*** Dataset rows
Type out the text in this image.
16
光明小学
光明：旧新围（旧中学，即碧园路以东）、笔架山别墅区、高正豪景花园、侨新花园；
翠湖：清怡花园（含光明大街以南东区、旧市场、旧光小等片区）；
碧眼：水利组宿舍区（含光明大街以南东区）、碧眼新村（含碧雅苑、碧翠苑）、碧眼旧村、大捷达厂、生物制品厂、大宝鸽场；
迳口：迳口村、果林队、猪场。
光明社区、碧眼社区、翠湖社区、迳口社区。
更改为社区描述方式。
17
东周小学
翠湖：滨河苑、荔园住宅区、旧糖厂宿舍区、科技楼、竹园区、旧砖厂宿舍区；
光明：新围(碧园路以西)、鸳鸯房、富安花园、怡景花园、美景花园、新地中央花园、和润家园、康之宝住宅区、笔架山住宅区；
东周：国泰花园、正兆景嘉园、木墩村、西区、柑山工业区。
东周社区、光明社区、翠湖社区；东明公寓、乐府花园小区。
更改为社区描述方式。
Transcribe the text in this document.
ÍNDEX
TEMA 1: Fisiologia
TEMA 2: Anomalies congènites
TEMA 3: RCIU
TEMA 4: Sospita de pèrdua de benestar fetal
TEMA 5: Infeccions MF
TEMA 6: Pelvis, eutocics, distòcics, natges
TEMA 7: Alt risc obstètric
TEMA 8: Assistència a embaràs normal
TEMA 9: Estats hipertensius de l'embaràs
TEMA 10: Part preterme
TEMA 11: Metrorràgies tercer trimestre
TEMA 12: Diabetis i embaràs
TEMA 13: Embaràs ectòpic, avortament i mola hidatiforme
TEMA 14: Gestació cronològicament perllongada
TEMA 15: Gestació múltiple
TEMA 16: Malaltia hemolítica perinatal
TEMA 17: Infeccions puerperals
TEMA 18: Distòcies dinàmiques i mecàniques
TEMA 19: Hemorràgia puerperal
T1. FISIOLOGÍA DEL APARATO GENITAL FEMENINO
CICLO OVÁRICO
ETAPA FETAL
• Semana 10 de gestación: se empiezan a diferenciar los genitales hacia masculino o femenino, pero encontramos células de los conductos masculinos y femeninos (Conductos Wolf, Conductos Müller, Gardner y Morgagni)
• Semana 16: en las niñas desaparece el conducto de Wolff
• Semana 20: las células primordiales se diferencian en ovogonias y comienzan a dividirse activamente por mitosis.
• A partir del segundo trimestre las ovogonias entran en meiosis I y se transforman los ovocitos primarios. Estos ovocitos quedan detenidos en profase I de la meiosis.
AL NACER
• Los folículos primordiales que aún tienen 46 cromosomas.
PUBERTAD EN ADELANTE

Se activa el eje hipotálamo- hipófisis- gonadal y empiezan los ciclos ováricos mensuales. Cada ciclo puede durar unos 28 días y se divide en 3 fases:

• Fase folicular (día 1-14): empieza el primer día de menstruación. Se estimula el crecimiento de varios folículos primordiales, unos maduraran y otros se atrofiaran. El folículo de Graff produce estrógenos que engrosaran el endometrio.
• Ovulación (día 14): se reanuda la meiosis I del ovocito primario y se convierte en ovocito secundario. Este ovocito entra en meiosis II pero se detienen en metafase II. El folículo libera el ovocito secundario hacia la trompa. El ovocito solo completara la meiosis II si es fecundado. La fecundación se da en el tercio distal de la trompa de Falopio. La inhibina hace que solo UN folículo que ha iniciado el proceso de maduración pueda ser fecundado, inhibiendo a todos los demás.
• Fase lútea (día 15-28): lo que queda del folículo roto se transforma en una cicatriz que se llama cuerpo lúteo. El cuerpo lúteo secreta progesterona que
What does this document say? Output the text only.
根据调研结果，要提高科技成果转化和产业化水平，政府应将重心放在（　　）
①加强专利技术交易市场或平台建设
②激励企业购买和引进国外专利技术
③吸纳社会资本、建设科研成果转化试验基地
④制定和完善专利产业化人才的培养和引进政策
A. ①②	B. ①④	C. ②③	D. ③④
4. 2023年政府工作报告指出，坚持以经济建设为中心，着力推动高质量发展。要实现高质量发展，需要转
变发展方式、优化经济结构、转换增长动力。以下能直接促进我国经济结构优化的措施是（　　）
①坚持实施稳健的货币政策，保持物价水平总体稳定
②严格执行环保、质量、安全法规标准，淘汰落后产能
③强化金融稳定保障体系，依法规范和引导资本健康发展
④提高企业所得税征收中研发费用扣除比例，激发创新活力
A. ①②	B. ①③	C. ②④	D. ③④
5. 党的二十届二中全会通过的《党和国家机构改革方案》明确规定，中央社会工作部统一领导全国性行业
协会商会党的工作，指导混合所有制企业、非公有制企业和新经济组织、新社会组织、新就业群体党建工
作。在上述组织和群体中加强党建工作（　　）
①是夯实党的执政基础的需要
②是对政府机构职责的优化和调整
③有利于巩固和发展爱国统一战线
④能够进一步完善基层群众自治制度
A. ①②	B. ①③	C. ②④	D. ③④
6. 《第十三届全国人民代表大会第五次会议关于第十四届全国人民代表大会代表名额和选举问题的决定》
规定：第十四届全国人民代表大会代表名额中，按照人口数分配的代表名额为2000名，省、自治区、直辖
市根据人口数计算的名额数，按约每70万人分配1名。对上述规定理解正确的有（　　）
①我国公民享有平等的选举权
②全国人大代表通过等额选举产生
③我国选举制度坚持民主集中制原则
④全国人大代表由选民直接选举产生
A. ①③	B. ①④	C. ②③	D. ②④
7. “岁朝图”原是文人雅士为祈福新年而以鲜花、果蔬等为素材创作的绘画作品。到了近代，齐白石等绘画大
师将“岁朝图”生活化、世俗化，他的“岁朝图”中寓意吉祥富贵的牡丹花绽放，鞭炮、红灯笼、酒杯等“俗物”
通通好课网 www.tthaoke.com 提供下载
******
Copy all the entries verbatim.

| Response to this exercise |
Type out the text in this image.
16
光明小学
光明：旧新围（旧中学，即碧园路以东）、笔架山别墅区、高正豪景花园、侨新花园；
翠湖：清怡花园（含光明大街以南东区、旧市场、旧光小等片区）；
碧眼：水利组宿舍区（含光明大街以南东区）、碧眼新村（含碧雅苑、碧翠苑）、碧眼旧村、大捷达厂、生物制品厂、大宝鸽场；
迳口：迳口村、果林队、猪场。
光明社区、碧眼社区、翠湖社区、迳口社区。
更改为社区描述方式。
17
东周小学
翠湖：滨河苑、荔园住宅区、旧糖厂宿舍区、科技楼、竹园区、旧砖厂宿舍区；
光明：新围(碧园路以西)、鸳鸯房、富安花园、怡景花园、美景花园、新地中央花园、和润家园、康之宝住宅区、笔架山住宅区；
东周：国泰花园、正兆景嘉园、木墩村、西区、柑山工业区。
东周社区、光明社区、翠湖社区；东明公寓、乐府花园小区。
更改为社区描述方式。
Transcribe the text in this document.
ÍNDEX
TEMA 1: Fisiologia
TEMA 2: Anomalies congènites
TEMA 3: RCIU
TEMA 4: Sospita de pèrdua de benestar fetal
TEMA 5: Infeccions MF
TEMA 6: Pelvis, eutocics, distòcics, natges
TEMA 7: Alt risc obstètric
TEMA 8: Assistència a embaràs normal
TEMA 9: Estats hipertensius de l'embaràs
TEMA 10: Part preterme
TEMA 11: Metrorràgies tercer trimestre
TEMA 12: Diabetis i embaràs
TEMA 13: Embaràs ectòpic, avortament i mola hidatiforme
TEMA 14: Gestació cronològicament perllongada
TEMA 15: Gestació múltiple
TEMA 16: Malaltia hemolítica perinatal
TEMA 17: Infeccions puerperals
TEMA 18: Distòcies dinàmiques i mecàniques
TEMA 19: Hemorràgia puerperal
T1. FISIOLOGÍA DEL APARATO GENITAL FEMENINO
CICLO OVÁRICO
ETAPA FETAL
• Semana 10 de gestación: se empiezan a diferenciar los genitales hacia masculino o femenino, pero encontramos células de los conductos masculinos y femeninos (Conductos Wolf, Conductos Müller, Gardner y Morgagni)
• Semana 16: en las niñas desaparece el conducto de Wolff
• Semana 20: las células primordiales se diferencian en ovogonias y comienzan a dividirse activamente por mitosis.
• A partir del segundo trimestre las ovogonias entran en meiosis I y se transforman los ovocitos primarios. Estos ovocitos quedan detenidos en profase I de la meiosis.
AL NACER
• Los folículos primordiales que aún tienen 46 cromosomas.
PUBERTAD EN ADELANTE

Se activa el eje hipotálamo- hipófisis- gonadal y empiezan los ciclos ováricos mensuales. Cada ciclo puede durar unos 28 días y se divide en 3 fases:

• Fase folicular (día 1-14): empieza el primer día de menstruación. Se estimula el crecimiento de varios folículos primordiales, unos maduraran y otros se atrofiaran. El folículo de Graff produce estrógenos que engrosaran el endometrio.
• Ovulación (día 14): se reanuda la meiosis I del ovocito primario y se convierte en ovocito secundario. Este ovocito entra en meiosis II pero se detienen en metafase II. El folículo libera el ovocito secundario hacia la trompa. El ovocito solo completara la meiosis II si es fecundado. La fecundación se da en el tercio distal de la trompa de Falopio. La inhibina hace que solo UN folículo que ha iniciado el proceso de maduración pueda ser fecundado, inhibiendo a todos los demás.
• Fase lútea (día 15-28): lo que queda del folículo roto se transforma en una cicatriz que se llama cuerpo lúteo. El cuerpo lúteo secreta progesterona que
What does this document say? Output the text only.
根据调研结果，要提高科技成果转化和产业化水平，政府应将重心放在（　　）
①加强专利技术交易市场或平台建设
②激励企业购买和引进国外专利技术
③吸纳社会资本、建设科研成果转化试验基地
④制定和完善专利产业化人才的培养和引进政策
A. ①②	B. ①④	C. ②③	D. ③④
4. 2023年政府工作报告指出，坚持以经济建设为中心，着力推动高质量发展。要实现高质量发展，需要转
变发展方式、优化经济结构、转换增长动力。以下能直接促进我国经济结构优化的措施是（　　）
①坚持实施稳健的货币政策，保持物价水平总体稳定
②严格执行环保、质量、安全法规标准，淘汰落后产能
③强化金融稳定保障体系，依法规范和引导资本健康发展
④提高企业所得税征收中研发费用扣除比例，激发创新活力
A. ①②	B. ①③	C. ②④	D. ③④
5. 党的二十届二中全会通过的《党和国家机构改革方案》明确规定，中央社会工作部统一领导全国性行业
协会商会党的工作，指导混合所有制企业、非公有制企业和新经济组织、新社会组织、新就业群体党建工
作。在上述组织和群体中加强党建工作（　　）
①是夯实党的执政基础的需要
②是对政府机构职责的优化和调整
③有利于巩固和发展爱国统一战线
④能够进一步完善基层群众自治制度
A. ①②	B. ①③	C. ②④	D. ③④
6. 《第十三届全国人民代表大会第五次会议关于第十四届全国人民代表大会代表名额和选举问题的决定》
规定：第十四届全国人民代表大会代表名额中，按照人口数分配的代表名额为2000名，省、自治区、直辖
市根据人口数计算的名额数，按约每70万人分配1名。对上述规定理解正确的有（　　）
①我国公民享有平等的选举权
②全国人大代表通过等额选举产生
③我国选举制度坚持民主集中制原则
④全国人大代表由选民直接选举产生
A. ①③	B. ①④	C. ②③	D. ②④
7. “岁朝图”原是文人雅士为祈福新年而以鲜花、果蔬等为素材创作的绘画作品。到了近代，齐白石等绘画大
师将“岁朝图”生活化、世俗化，他的“岁朝图”中寓意吉祥富贵的牡丹花绽放，鞭炮、红灯笼、酒杯等“俗物”
通通好课网 www.tthaoke.com 提供下载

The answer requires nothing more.